_Task to complete_
List all lines in the material below that contain "color".

_Dataset entries on figures_
════════════════

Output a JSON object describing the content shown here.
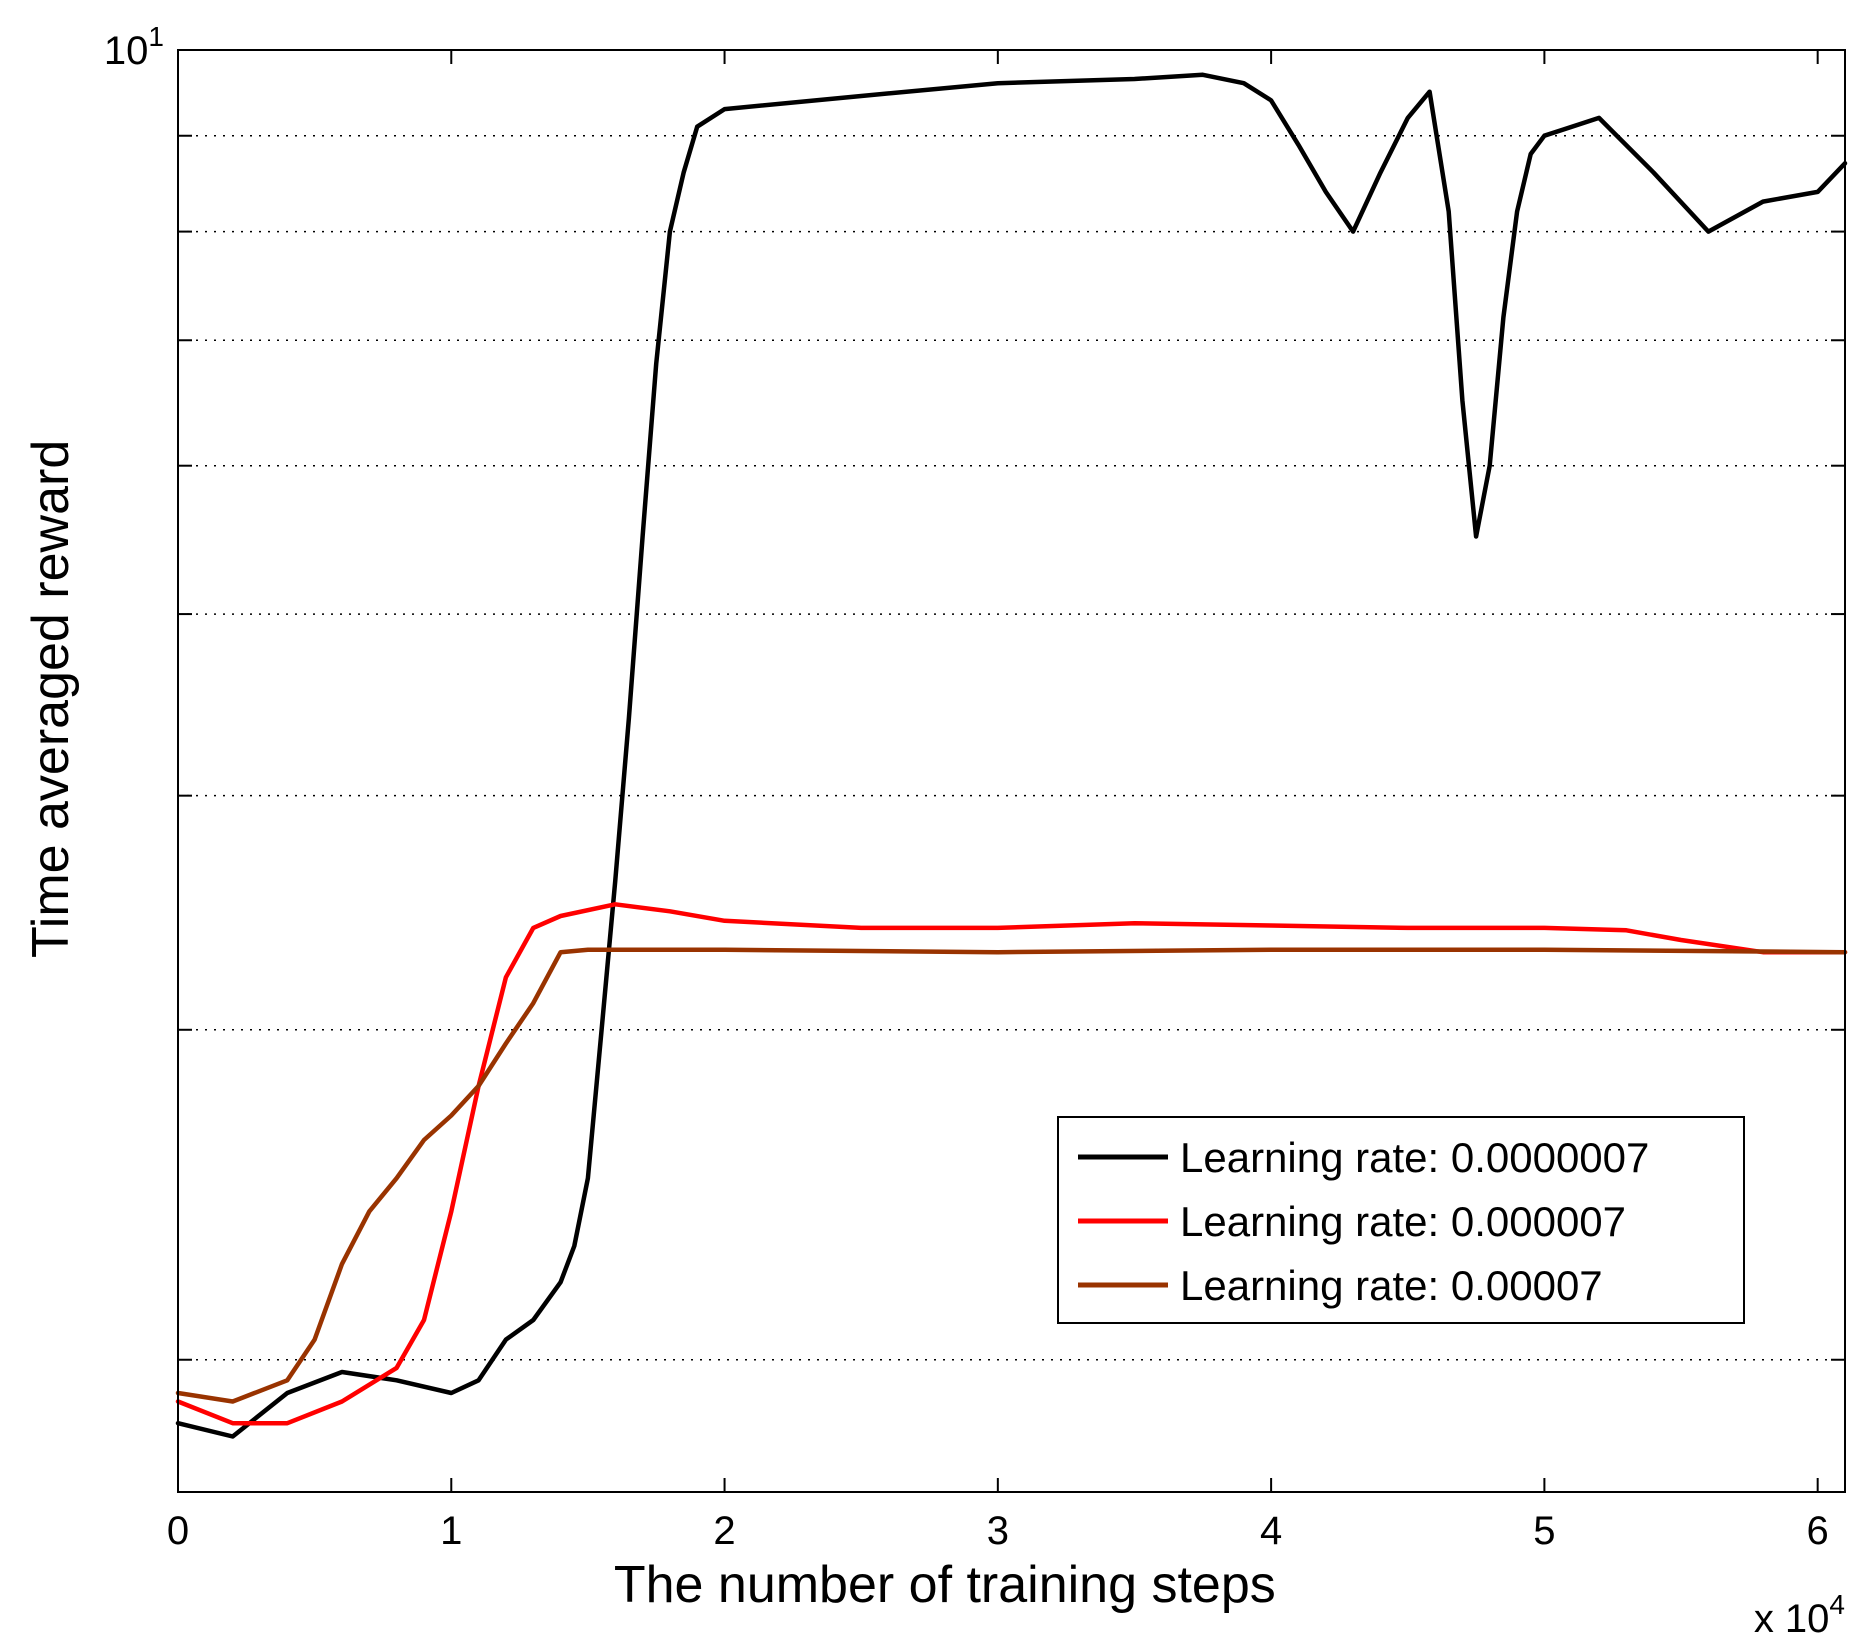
{
  "chart_data": {
    "type": "line",
    "title": "",
    "xlabel": "The number of training steps",
    "ylabel": "Time averaged reward",
    "x_multiplier_label": "x 10",
    "x_multiplier_exp": "4",
    "y_top_label": "10",
    "y_top_exp": "1",
    "x_scale": "linear",
    "y_scale": "log",
    "xlim": [
      0,
      6.1
    ],
    "ylim": [
      1.7,
      10
    ],
    "x_ticks": [
      0,
      1,
      2,
      3,
      4,
      5,
      6
    ],
    "x_tick_labels": [
      "0",
      "1",
      "2",
      "3",
      "4",
      "5",
      "6"
    ],
    "y_grid_values": [
      2,
      3,
      4,
      5,
      6,
      7,
      8,
      9
    ],
    "grid": "horizontal dotted",
    "legend_position": "lower-right",
    "series": [
      {
        "name": "Learning rate: 0.0000007",
        "color": "#000000",
        "x": [
          0,
          0.2,
          0.4,
          0.6,
          0.8,
          1.0,
          1.1,
          1.2,
          1.3,
          1.4,
          1.45,
          1.5,
          1.55,
          1.6,
          1.65,
          1.7,
          1.75,
          1.8,
          1.85,
          1.9,
          2.0,
          2.5,
          3.0,
          3.5,
          3.75,
          3.9,
          4.0,
          4.1,
          4.2,
          4.3,
          4.4,
          4.5,
          4.58,
          4.65,
          4.7,
          4.75,
          4.8,
          4.85,
          4.9,
          4.95,
          5.0,
          5.2,
          5.4,
          5.6,
          5.8,
          6.0,
          6.1
        ],
        "y": [
          1.85,
          1.82,
          1.92,
          1.97,
          1.95,
          1.92,
          1.95,
          2.05,
          2.1,
          2.2,
          2.3,
          2.5,
          3.0,
          3.6,
          4.4,
          5.5,
          6.8,
          8.0,
          8.6,
          9.1,
          9.3,
          9.45,
          9.6,
          9.65,
          9.7,
          9.6,
          9.4,
          8.9,
          8.4,
          8.0,
          8.6,
          9.2,
          9.5,
          8.2,
          6.5,
          5.5,
          6.0,
          7.2,
          8.2,
          8.8,
          9.0,
          9.2,
          8.6,
          8.0,
          8.3,
          8.4,
          8.7
        ]
      },
      {
        "name": "Learning rate: 0.000007",
        "color": "#ff0000",
        "x": [
          0,
          0.2,
          0.4,
          0.6,
          0.8,
          0.9,
          1.0,
          1.1,
          1.2,
          1.3,
          1.4,
          1.6,
          1.8,
          2.0,
          2.5,
          3.0,
          3.5,
          4.0,
          4.5,
          5.0,
          5.3,
          5.5,
          5.8,
          6.1
        ],
        "y": [
          1.9,
          1.85,
          1.85,
          1.9,
          1.98,
          2.1,
          2.4,
          2.8,
          3.2,
          3.4,
          3.45,
          3.5,
          3.47,
          3.43,
          3.4,
          3.4,
          3.42,
          3.41,
          3.4,
          3.4,
          3.39,
          3.35,
          3.3,
          3.3
        ]
      },
      {
        "name": "Learning rate: 0.00007",
        "color": "#993300",
        "x": [
          0,
          0.2,
          0.4,
          0.5,
          0.6,
          0.7,
          0.8,
          0.9,
          1.0,
          1.1,
          1.2,
          1.3,
          1.4,
          1.5,
          2.0,
          3.0,
          4.0,
          5.0,
          6.1
        ],
        "y": [
          1.92,
          1.9,
          1.95,
          2.05,
          2.25,
          2.4,
          2.5,
          2.62,
          2.7,
          2.8,
          2.95,
          3.1,
          3.3,
          3.31,
          3.31,
          3.3,
          3.31,
          3.31,
          3.3
        ]
      }
    ]
  }
}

════════════════

_Written solution_
        "color": "#000000",
        "color": "#ff0000",
        "color": "#993300",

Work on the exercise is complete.